[Figure record listings]
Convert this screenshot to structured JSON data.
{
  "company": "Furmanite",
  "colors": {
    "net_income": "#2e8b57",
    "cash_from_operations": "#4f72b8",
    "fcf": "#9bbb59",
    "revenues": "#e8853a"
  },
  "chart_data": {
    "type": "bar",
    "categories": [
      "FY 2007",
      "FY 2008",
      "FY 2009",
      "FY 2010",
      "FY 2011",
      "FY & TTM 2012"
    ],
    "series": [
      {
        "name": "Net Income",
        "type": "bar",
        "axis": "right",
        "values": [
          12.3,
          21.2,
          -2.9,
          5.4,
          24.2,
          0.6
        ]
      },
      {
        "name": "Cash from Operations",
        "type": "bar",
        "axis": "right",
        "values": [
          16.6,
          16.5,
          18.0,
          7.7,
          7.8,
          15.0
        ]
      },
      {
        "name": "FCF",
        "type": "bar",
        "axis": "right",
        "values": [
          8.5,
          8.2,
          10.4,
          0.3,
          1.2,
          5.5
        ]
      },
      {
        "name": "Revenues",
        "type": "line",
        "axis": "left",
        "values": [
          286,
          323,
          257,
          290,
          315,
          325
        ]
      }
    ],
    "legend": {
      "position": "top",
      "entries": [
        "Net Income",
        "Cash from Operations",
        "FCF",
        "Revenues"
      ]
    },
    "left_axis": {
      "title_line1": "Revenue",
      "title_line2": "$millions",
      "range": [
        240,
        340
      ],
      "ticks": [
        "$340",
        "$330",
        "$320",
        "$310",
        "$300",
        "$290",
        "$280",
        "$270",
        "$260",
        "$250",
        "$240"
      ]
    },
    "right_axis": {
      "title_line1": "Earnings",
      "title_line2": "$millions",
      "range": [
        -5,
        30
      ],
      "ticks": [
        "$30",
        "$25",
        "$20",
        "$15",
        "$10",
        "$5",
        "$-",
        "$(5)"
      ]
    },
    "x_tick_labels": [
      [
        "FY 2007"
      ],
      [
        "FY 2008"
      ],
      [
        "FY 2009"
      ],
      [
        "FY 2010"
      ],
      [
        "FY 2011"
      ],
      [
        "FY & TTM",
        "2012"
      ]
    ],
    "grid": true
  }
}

[Short problem]: Retype the records in full. Keep every line identical to the original.

[Written answer]:
Convert this screenshot to structured JSON data.
{
  "company": "Furmanite",
  "colors": {
    "net_income": "#2e8b57",
    "cash_from_operations": "#4f72b8",
    "fcf": "#9bbb59",
    "revenues": "#e8853a"
  },
  "chart_data": {
    "type": "bar",
    "categories": [
      "FY 2007",
      "FY 2008",
      "FY 2009",
      "FY 2010",
      "FY 2011",
      "FY & TTM 2012"
    ],
    "series": [
      {
        "name": "Net Income",
        "type": "bar",
        "axis": "right",
        "values": [
          12.3,
          21.2,
          -2.9,
          5.4,
          24.2,
          0.6
        ]
      },
      {
        "name": "Cash from Operations",
        "type": "bar",
        "axis": "right",
        "values": [
          16.6,
          16.5,
          18.0,
          7.7,
          7.8,
          15.0
        ]
      },
      {
        "name": "FCF",
        "type": "bar",
        "axis": "right",
        "values": [
          8.5,
          8.2,
          10.4,
          0.3,
          1.2,
          5.5
        ]
      },
      {
        "name": "Revenues",
        "type": "line",
        "axis": "left",
        "values": [
          286,
          323,
          257,
          290,
          315,
          325
        ]
      }
    ],
    "legend": {
      "position": "top",
      "entries": [
        "Net Income",
        "Cash from Operations",
        "FCF",
        "Revenues"
      ]
    },
    "left_axis": {
      "title_line1": "Revenue",
      "title_line2": "$millions",
      "range": [
        240,
        340
      ],
      "ticks": [
        "$340",
        "$330",
        "$320",
        "$310",
        "$300",
        "$290",
        "$280",
        "$270",
        "$260",
        "$250",
        "$240"
      ]
    },
    "right_axis": {
      "title_line1": "Earnings",
      "title_line2": "$millions",
      "range": [
        -5,
        30
      ],
      "ticks": [
        "$30",
        "$25",
        "$20",
        "$15",
        "$10",
        "$5",
        "$-",
        "$(5)"
      ]
    },
    "x_tick_labels": [
      [
        "FY 2007"
      ],
      [
        "FY 2008"
      ],
      [
        "FY 2009"
      ],
      [
        "FY 2010"
      ],
      [
        "FY 2011"
      ],
      [
        "FY & TTM",
        "2012"
      ]
    ],
    "grid": true
  }
}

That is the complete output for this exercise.